_Short exercise_
Copy each line that contains the word "Sekolah".

Records contained in a dataset
******

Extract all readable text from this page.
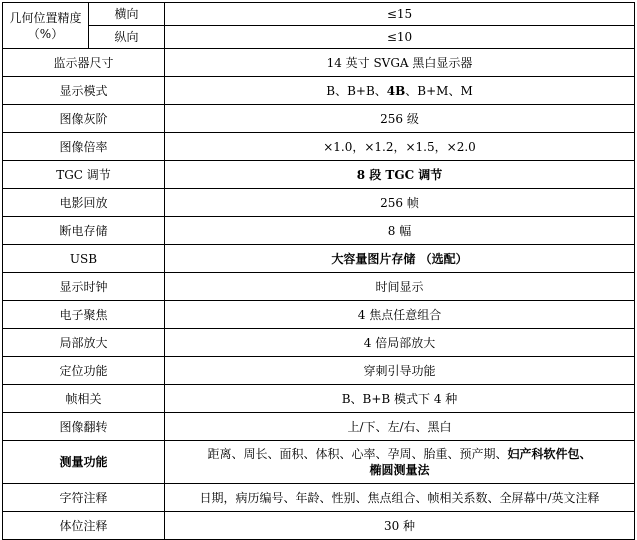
几何位置精度（%）	横向	≤15
	纵向	≤10
监示器尺寸		14 英寸 SVGA 黑白显示器
显示模式		B、B+B、4B、B+M、M
图像灰阶		256 级
图像倍率		×1.0，×1.2，×1.5，×2.0
TGC 调节		8 段 TGC 调节
电影回放		256 帧
断电存储		8 幅
USB		大容量图片存储 （选配）
显示时钟		时间显示
电子聚焦		4 焦点任意组合
局部放大		4 倍局部放大
定位功能		穿刺引导功能
帧相关		B、B+B 模式下 4 种
图像翻转		上/下、左/右、黑白
测量功能		距离、周长、面积、体积、心率、孕周、胎重、预产期、妇产科软件包、
椭圆测量法
字符注释		日期，病历编号、年龄、性别、焦点组合、帧相关系数、全屏幕中/英文注释
体位注释		30 种
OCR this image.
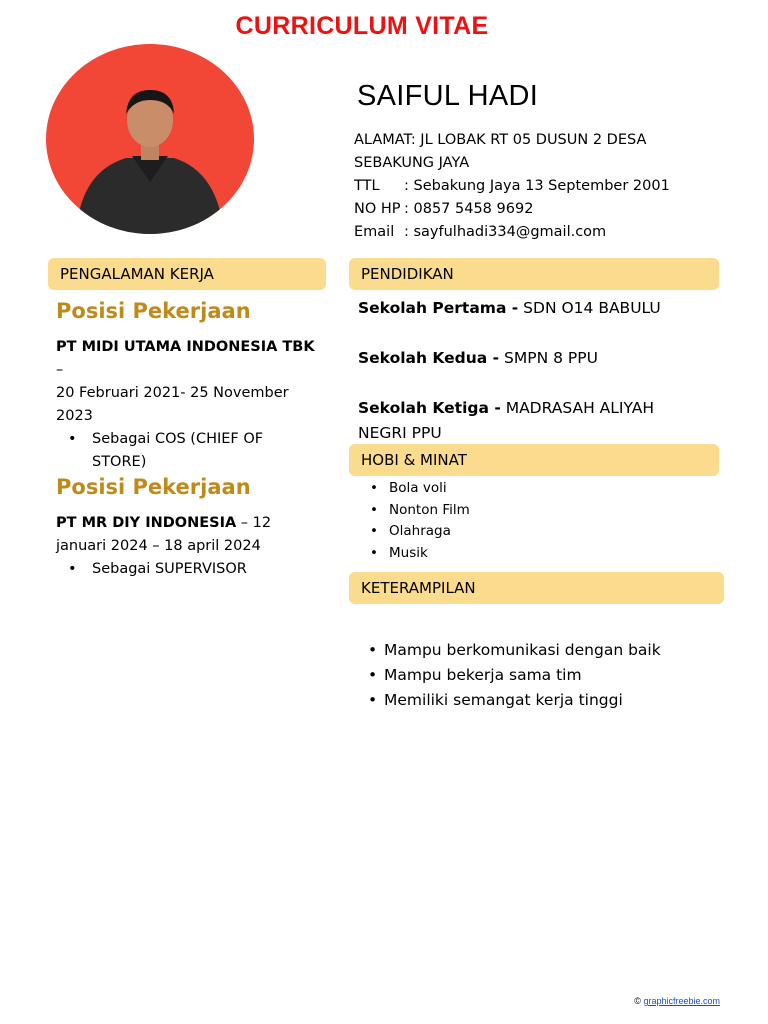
CURRICULUM VITAE
SAIFUL HADI
ALAMAT: JL LOBAK RT 05 DUSUN 2 DESA
SEBAKUNG JAYA
TTL	: Sebakung Jaya 13 September 2001
NO HP : 0857 5458 9692
Email : sayfulhadi334@gmail.com
PENGALAMAN KERJA
Posisi Pekerjaan
PT MIDI UTAMA INDONESIA TBK –
20 Februari 2021- 25 November 2023
• Sebagai COS (CHIEF OF STORE)
Posisi Pekerjaan
PT MR DIY INDONESIA – 12 januari 2024 – 18 april 2024
• Sebagai SUPERVISOR
PENDIDIKAN
Sekolah Pertama - SDN O14 BABULU
Sekolah Kedua - SMPN 8 PPU
Sekolah Ketiga - MADRASAH ALIYAH NEGRI PPU
HOBI & MINAT
• Bola voli
• Nonton Film
• Olahraga
• Musik
KETERAMPILAN
• Mampu berkomunikasi dengan baik
• Mampu bekerja sama tim
• Memiliki semangat kerja tinggi
© graphicfreebie.com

******

_Answer to this task_
Sekolah Pertama - SDN O14 BABULU
Sekolah Kedua - SMPN 8 PPU
Sekolah Ketiga - MADRASAH ALIYAH NEGRI PPU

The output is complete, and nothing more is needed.